§ Aufgabe
Gib die Zeilen vom Anfang bis einschließlich der Zeile mit "consume-button[interactable]: 消费服务 bbox=[160, 44, 204, 87]" als JSON-Liste von Strings aus, mit einem String pro Zeile und ohne Leerzeilen.

[Gespeicherte Einträge aus einer Sammlung]
+-------+
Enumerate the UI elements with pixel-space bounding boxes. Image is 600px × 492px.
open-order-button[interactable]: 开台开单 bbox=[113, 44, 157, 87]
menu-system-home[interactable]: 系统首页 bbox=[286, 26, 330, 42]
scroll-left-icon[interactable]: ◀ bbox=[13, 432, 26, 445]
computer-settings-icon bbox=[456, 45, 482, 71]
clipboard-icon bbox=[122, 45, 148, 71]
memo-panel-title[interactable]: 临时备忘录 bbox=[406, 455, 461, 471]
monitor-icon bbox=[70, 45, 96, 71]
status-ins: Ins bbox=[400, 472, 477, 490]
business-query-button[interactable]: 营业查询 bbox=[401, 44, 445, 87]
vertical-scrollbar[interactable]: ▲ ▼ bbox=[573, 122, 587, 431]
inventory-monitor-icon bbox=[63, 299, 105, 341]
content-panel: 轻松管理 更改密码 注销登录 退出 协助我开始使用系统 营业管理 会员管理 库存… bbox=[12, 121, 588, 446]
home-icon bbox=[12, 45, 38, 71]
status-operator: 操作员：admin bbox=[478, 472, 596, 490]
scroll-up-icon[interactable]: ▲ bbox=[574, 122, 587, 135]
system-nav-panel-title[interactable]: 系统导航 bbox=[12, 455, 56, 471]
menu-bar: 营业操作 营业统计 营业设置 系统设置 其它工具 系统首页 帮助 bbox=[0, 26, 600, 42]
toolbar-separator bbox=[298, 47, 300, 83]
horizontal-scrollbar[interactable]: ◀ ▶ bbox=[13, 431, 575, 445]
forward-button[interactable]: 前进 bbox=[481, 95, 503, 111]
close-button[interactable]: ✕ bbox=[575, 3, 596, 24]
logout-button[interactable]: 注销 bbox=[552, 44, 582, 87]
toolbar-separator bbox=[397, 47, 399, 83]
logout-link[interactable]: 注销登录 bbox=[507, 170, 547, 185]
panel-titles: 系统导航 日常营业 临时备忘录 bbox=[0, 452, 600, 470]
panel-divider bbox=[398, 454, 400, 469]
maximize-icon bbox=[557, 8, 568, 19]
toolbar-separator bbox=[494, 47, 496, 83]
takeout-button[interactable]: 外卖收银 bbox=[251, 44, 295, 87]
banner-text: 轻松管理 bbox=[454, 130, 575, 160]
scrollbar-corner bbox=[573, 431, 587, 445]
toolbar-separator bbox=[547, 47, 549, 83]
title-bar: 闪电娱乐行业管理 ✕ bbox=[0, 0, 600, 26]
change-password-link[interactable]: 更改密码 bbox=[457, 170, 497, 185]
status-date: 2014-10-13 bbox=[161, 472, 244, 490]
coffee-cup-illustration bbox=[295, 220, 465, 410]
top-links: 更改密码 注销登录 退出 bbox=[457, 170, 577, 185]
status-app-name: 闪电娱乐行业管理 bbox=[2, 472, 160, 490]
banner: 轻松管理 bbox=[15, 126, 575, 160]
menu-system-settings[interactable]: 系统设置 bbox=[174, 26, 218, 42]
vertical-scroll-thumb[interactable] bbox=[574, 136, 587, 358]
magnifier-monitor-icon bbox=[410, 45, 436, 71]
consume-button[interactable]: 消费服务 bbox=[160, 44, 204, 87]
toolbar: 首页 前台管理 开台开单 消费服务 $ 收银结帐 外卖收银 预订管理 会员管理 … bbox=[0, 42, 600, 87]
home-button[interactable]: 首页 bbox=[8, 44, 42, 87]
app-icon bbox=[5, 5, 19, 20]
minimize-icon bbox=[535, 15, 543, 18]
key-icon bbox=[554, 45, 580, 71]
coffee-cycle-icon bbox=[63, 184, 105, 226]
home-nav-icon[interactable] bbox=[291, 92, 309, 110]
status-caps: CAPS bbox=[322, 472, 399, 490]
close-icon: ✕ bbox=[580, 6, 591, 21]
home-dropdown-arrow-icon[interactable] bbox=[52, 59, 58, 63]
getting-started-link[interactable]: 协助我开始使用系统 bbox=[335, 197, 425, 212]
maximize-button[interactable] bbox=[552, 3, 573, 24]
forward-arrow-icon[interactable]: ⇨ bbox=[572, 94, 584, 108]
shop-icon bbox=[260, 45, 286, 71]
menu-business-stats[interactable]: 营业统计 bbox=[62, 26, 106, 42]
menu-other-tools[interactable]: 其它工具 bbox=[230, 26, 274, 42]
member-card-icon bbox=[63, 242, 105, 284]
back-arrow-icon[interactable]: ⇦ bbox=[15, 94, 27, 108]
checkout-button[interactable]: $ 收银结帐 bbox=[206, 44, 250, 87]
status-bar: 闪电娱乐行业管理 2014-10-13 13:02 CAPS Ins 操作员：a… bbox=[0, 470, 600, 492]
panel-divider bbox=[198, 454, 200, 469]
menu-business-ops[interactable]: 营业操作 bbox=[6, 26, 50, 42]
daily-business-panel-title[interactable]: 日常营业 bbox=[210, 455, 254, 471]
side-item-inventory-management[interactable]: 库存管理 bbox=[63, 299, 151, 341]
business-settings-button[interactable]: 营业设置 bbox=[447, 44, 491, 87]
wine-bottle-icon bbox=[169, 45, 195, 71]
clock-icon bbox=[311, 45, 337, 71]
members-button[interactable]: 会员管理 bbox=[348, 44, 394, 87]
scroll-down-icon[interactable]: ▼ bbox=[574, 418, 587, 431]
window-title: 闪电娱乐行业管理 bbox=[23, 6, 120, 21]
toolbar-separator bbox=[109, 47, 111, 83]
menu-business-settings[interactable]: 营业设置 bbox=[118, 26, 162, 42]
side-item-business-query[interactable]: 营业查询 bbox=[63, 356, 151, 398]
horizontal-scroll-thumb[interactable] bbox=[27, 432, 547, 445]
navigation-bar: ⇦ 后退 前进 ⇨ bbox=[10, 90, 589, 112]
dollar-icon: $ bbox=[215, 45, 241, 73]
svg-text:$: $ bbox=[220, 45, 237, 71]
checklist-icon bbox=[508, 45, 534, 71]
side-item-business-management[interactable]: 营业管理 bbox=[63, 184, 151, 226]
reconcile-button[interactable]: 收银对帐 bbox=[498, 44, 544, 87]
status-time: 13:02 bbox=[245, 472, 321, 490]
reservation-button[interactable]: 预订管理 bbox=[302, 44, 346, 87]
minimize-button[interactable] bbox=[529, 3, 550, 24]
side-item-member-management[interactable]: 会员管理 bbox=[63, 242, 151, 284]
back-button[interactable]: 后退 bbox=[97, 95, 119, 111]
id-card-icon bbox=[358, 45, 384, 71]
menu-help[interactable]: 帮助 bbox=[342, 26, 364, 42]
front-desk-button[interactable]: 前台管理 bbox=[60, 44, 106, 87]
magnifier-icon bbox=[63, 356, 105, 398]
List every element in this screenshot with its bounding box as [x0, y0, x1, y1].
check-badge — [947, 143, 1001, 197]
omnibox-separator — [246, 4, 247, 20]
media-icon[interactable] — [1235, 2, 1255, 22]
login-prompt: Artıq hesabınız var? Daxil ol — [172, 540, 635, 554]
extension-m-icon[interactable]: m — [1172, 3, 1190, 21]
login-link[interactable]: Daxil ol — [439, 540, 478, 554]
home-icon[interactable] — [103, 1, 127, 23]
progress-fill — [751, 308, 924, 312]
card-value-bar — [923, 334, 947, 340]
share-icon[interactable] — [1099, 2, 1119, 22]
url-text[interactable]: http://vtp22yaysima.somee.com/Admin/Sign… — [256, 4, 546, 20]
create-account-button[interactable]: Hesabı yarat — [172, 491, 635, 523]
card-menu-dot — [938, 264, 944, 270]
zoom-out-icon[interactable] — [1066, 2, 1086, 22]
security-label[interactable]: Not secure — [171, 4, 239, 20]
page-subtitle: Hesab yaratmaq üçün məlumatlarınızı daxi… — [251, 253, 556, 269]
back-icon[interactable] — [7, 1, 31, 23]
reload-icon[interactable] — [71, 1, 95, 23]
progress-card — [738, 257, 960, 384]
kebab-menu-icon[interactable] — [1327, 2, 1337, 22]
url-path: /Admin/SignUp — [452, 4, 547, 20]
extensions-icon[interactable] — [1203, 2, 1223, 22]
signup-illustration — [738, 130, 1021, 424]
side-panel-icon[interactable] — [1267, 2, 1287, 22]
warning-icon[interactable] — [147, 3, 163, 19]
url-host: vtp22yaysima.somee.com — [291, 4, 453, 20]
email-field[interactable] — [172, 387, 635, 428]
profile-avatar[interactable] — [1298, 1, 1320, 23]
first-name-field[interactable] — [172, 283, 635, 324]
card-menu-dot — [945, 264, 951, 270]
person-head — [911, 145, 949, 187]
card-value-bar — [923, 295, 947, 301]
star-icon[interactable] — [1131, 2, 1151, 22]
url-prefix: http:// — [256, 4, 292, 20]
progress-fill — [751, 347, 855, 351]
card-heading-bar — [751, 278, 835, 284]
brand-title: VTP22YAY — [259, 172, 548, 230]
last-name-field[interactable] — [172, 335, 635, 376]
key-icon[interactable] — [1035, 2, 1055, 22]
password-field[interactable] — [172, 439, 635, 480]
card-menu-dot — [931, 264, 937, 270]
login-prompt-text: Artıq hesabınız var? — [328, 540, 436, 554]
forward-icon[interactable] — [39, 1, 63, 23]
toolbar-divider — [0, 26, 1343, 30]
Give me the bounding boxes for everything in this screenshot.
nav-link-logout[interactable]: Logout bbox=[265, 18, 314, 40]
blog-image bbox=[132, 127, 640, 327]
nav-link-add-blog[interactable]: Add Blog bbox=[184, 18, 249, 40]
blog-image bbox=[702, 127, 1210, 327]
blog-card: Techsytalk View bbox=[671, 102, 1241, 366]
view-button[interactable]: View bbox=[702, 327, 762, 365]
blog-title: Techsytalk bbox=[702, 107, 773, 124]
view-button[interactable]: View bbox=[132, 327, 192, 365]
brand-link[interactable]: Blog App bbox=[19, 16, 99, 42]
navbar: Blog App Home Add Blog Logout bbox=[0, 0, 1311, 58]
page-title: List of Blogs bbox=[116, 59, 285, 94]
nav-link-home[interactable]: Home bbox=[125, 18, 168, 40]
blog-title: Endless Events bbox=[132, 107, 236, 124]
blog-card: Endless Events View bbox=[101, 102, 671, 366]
+-------+
§ Lösung
[
  "Enumerate the UI elements with pixel-space bounding boxes. Image is 600px × 492px.",
  "open-order-button[interactable]: 开台开单 bbox=[113, 44, 157, 87]",
  "menu-system-home[interactable]: 系统首页 bbox=[286, 26, 330, 42]",
  "scroll-left-icon[interactable]: ◀ bbox=[13, 432, 26, 445]",
  "computer-settings-icon bbox=[456, 45, 482, 71]",
  "clipboard-icon bbox=[122, 45, 148, 71]",
  "memo-panel-title[interactable]: 临时备忘录 bbox=[406, 455, 461, 471]",
  "monitor-icon bbox=[70, 45, 96, 71]",
  "status-ins: Ins bbox=[400, 472, 477, 490]",
  "business-query-button[interactable]: 营业查询 bbox=[401, 44, 445, 87]",
  "vertical-scrollbar[interactable]: ▲ ▼ bbox=[573, 122, 587, 431]",
  "inventory-monitor-icon bbox=[63, 299, 105, 341]",
  "content-panel: 轻松管理 更改密码 注销登录 退出 协助我开始使用系统 营业管理 会员管理 库存… bbox=[12, 121, 588, 446]",
  "home-icon bbox=[12, 45, 38, 71]",
  "status-operator: 操作员：admin bbox=[478, 472, 596, 490]",
  "scroll-up-icon[interactable]: ▲ bbox=[574, 122, 587, 135]",
  "system-nav-panel-title[interactable]: 系统导航 bbox=[12, 455, 56, 471]",
  "menu-bar: 营业操作 营业统计 营业设置 系统设置 其它工具 系统首页 帮助 bbox=[0, 26, 600, 42]",
  "toolbar-separator bbox=[298, 47, 300, 83]",
  "horizontal-scrollbar[interactable]: ◀ ▶ bbox=[13, 431, 575, 445]",
  "forward-button[interactable]: 前进 bbox=[481, 95, 503, 111]",
  "close-button[interactable]: ✕ bbox=[575, 3, 596, 24]",
  "logout-button[interactable]: 注销 bbox=[552, 44, 582, 87]",
  "toolbar-separator bbox=[397, 47, 399, 83]",
  "logout-link[interactable]: 注销登录 bbox=[507, 170, 547, 185]",
  "panel-titles: 系统导航 日常营业 临时备忘录 bbox=[0, 452, 600, 470]",
  "panel-divider bbox=[398, 454, 400, 469]",
  "maximize-icon bbox=[557, 8, 568, 19]",
  "toolbar-separator bbox=[494, 47, 496, 83]",
  "takeout-button[interactable]: 外卖收银 bbox=[251, 44, 295, 87]",
  "banner-text: 轻松管理 bbox=[454, 130, 575, 160]",
  "scrollbar-corner bbox=[573, 431, 587, 445]",
  "toolbar-separator bbox=[547, 47, 549, 83]",
  "title-bar: 闪电娱乐行业管理 ✕ bbox=[0, 0, 600, 26]",
  "change-password-link[interactable]: 更改密码 bbox=[457, 170, 497, 185]",
  "status-date: 2014-10-13 bbox=[161, 472, 244, 490]",
  "coffee-cup-illustration bbox=[295, 220, 465, 410]",
  "top-links: 更改密码 注销登录 退出 bbox=[457, 170, 577, 185]",
  "status-app-name: 闪电娱乐行业管理 bbox=[2, 472, 160, 490]",
  "banner: 轻松管理 bbox=[15, 126, 575, 160]",
  "menu-system-settings[interactable]: 系统设置 bbox=[174, 26, 218, 42]",
  "vertical-scroll-thumb[interactable] bbox=[574, 136, 587, 358]",
  "magnifier-monitor-icon bbox=[410, 45, 436, 71]",
  "consume-button[interactable]: 消费服务 bbox=[160, 44, 204, 87]"
]